(Items from a data source)
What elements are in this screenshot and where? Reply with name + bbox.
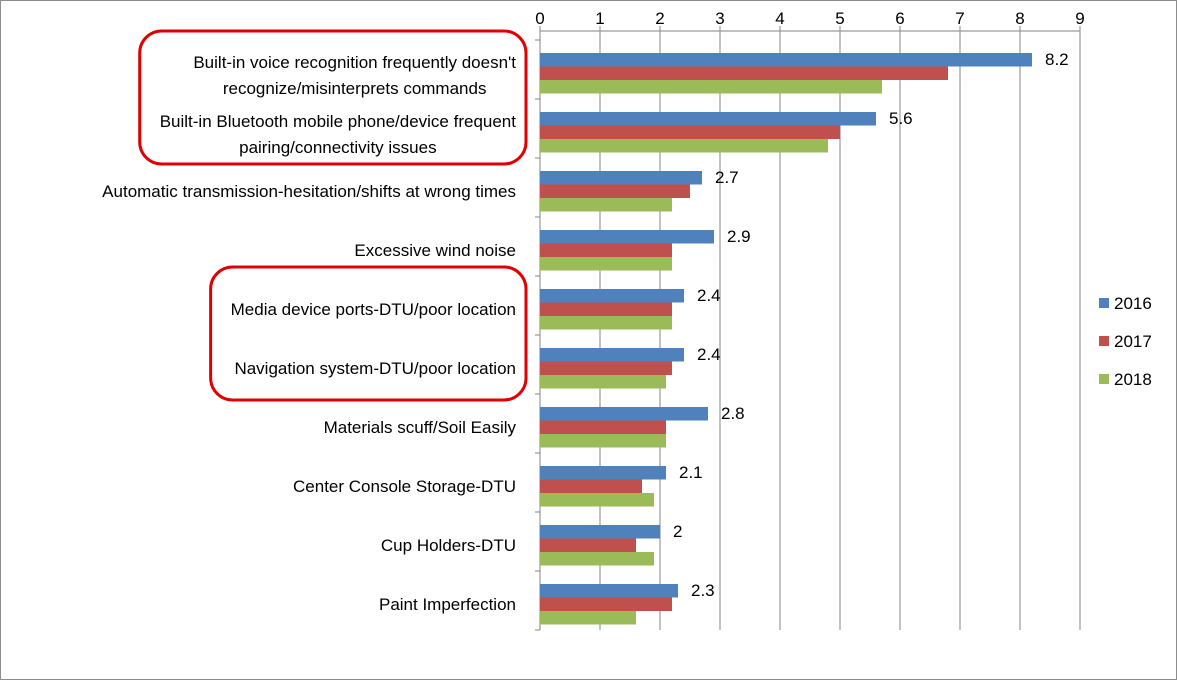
bar-2017 [540, 66, 948, 80]
bar-2018 [540, 80, 882, 94]
bar-2018 [540, 257, 672, 271]
bar-2016 [540, 525, 660, 539]
x-tick-label: 9 [1075, 9, 1084, 28]
category-label: pairing/connectivity issues [239, 138, 436, 157]
bar-2018 [540, 493, 654, 507]
bar-2018 [540, 198, 672, 212]
highlight-box [209, 265, 528, 402]
legend-swatch-2017 [1099, 336, 1109, 346]
category-label: Paint Imperfection [379, 595, 516, 614]
bar-2016 [540, 171, 702, 185]
data-label: 2.9 [727, 227, 751, 246]
x-tick-label: 4 [775, 9, 784, 28]
legend-label: 2017 [1114, 332, 1152, 351]
x-tick-label: 1 [595, 9, 604, 28]
category-label: Automatic transmission-hesitation/shifts… [102, 182, 516, 201]
data-label: 5.6 [889, 109, 913, 128]
data-label: 2.4 [697, 286, 721, 305]
bar-2016 [540, 407, 708, 421]
bar-2018 [540, 552, 654, 566]
data-label: 2 [673, 522, 682, 541]
bar-2018 [540, 434, 666, 448]
x-tick-label: 8 [1015, 9, 1024, 28]
bar-2016 [540, 230, 714, 244]
bar-2016 [540, 348, 684, 362]
bar-2017 [540, 597, 672, 611]
category-label: Materials scuff/Soil Easily [324, 418, 517, 437]
x-tick-label: 0 [535, 9, 544, 28]
data-label: 8.2 [1045, 50, 1069, 69]
bar-2017 [540, 243, 672, 257]
category-label: Center Console Storage-DTU [293, 477, 516, 496]
bar-2016 [540, 584, 678, 598]
x-tick-label: 2 [655, 9, 664, 28]
category-label: Excessive wind noise [354, 241, 516, 260]
bar-2017 [540, 302, 672, 316]
bar-2016 [540, 112, 876, 126]
x-tick-label: 5 [835, 9, 844, 28]
bar-2016 [540, 53, 1032, 67]
bar-2017 [540, 184, 690, 198]
bar-2017 [540, 479, 642, 493]
bar-2016 [540, 466, 666, 480]
x-tick-label: 3 [715, 9, 724, 28]
category-label: Built-in voice recognition frequently do… [193, 53, 516, 72]
bar-2017 [540, 361, 672, 375]
x-tick-label: 7 [955, 9, 964, 28]
bar-2017 [540, 125, 840, 139]
bar-2017 [540, 538, 636, 552]
bar-2018 [540, 375, 666, 389]
legend-swatch-2018 [1099, 374, 1109, 384]
legend-label: 2016 [1114, 294, 1152, 313]
data-label: 2.7 [715, 168, 739, 187]
bar-2018 [540, 611, 636, 625]
category-label: Media device ports-DTU/poor location [231, 300, 516, 319]
category-label: recognize/misinterprets commands [223, 79, 487, 98]
bar-2018 [540, 139, 828, 153]
data-label: 2.3 [691, 581, 715, 600]
bar-2016 [540, 289, 684, 303]
bar-2017 [540, 420, 666, 434]
category-label: Built-in Bluetooth mobile phone/device f… [160, 112, 517, 131]
highlight-box [138, 29, 528, 166]
x-tick-label: 6 [895, 9, 904, 28]
legend-label: 2018 [1114, 370, 1152, 389]
data-label: 2.1 [679, 463, 703, 482]
data-label: 2.4 [697, 345, 721, 364]
data-label: 2.8 [721, 404, 745, 423]
category-label: Cup Holders-DTU [381, 536, 516, 555]
category-label: Navigation system-DTU/poor location [234, 359, 516, 378]
bar-2018 [540, 316, 672, 330]
legend-swatch-2016 [1099, 298, 1109, 308]
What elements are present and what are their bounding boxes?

§ Direction
Please update all of the material above by replacing "category-label" with "row-label" everywhere it appears, leaving everything else unchanged and leaving the pictures out of your answer.

§ Final result
What elements are in this screenshot and where? Reply with name + bbox.
bar-2017 [540, 66, 948, 80]
bar-2018 [540, 80, 882, 94]
bar-2018 [540, 257, 672, 271]
bar-2016 [540, 525, 660, 539]
x-tick-label: 9 [1075, 9, 1084, 28]
row-label: pairing/connectivity issues [239, 138, 436, 157]
bar-2018 [540, 493, 654, 507]
bar-2018 [540, 198, 672, 212]
highlight-box [209, 265, 528, 402]
legend-swatch-2017 [1099, 336, 1109, 346]
row-label: Paint Imperfection [379, 595, 516, 614]
bar-2016 [540, 171, 702, 185]
data-label: 2.9 [727, 227, 751, 246]
x-tick-label: 4 [775, 9, 784, 28]
legend-label: 2017 [1114, 332, 1152, 351]
x-tick-label: 1 [595, 9, 604, 28]
row-label: Automatic transmission-hesitation/shifts… [102, 182, 516, 201]
data-label: 5.6 [889, 109, 913, 128]
data-label: 2.4 [697, 286, 721, 305]
bar-2016 [540, 407, 708, 421]
bar-2018 [540, 552, 654, 566]
data-label: 2 [673, 522, 682, 541]
bar-2018 [540, 434, 666, 448]
x-tick-label: 8 [1015, 9, 1024, 28]
bar-2016 [540, 230, 714, 244]
bar-2016 [540, 348, 684, 362]
bar-2017 [540, 597, 672, 611]
row-label: Materials scuff/Soil Easily [324, 418, 517, 437]
x-tick-label: 0 [535, 9, 544, 28]
data-label: 8.2 [1045, 50, 1069, 69]
bar-2017 [540, 243, 672, 257]
row-label: Center Console Storage-DTU [293, 477, 516, 496]
bar-2016 [540, 584, 678, 598]
x-tick-label: 2 [655, 9, 664, 28]
row-label: Excessive wind noise [354, 241, 516, 260]
bar-2017 [540, 302, 672, 316]
bar-2016 [540, 112, 876, 126]
x-tick-label: 5 [835, 9, 844, 28]
bar-2016 [540, 53, 1032, 67]
bar-2017 [540, 184, 690, 198]
bar-2017 [540, 479, 642, 493]
bar-2016 [540, 466, 666, 480]
x-tick-label: 3 [715, 9, 724, 28]
row-label: Built-in voice recognition frequently do… [193, 53, 516, 72]
bar-2017 [540, 361, 672, 375]
x-tick-label: 7 [955, 9, 964, 28]
bar-2017 [540, 125, 840, 139]
bar-2017 [540, 538, 636, 552]
bar-2018 [540, 375, 666, 389]
legend-swatch-2018 [1099, 374, 1109, 384]
legend-label: 2016 [1114, 294, 1152, 313]
data-label: 2.7 [715, 168, 739, 187]
bar-2018 [540, 611, 636, 625]
row-label: Media device ports-DTU/poor location [231, 300, 516, 319]
row-label: recognize/misinterprets commands [223, 79, 487, 98]
bar-2018 [540, 139, 828, 153]
data-label: 2.3 [691, 581, 715, 600]
bar-2016 [540, 289, 684, 303]
bar-2017 [540, 420, 666, 434]
row-label: Built-in Bluetooth mobile phone/device f… [160, 112, 517, 131]
highlight-box [138, 29, 528, 166]
x-tick-label: 6 [895, 9, 904, 28]
legend-label: 2018 [1114, 370, 1152, 389]
data-label: 2.1 [679, 463, 703, 482]
data-label: 2.4 [697, 345, 721, 364]
data-label: 2.8 [721, 404, 745, 423]
row-label: Cup Holders-DTU [381, 536, 516, 555]
row-label: Navigation system-DTU/poor location [234, 359, 516, 378]
bar-2018 [540, 316, 672, 330]
legend-swatch-2016 [1099, 298, 1109, 308]
What elements are present and what are their bounding boxes?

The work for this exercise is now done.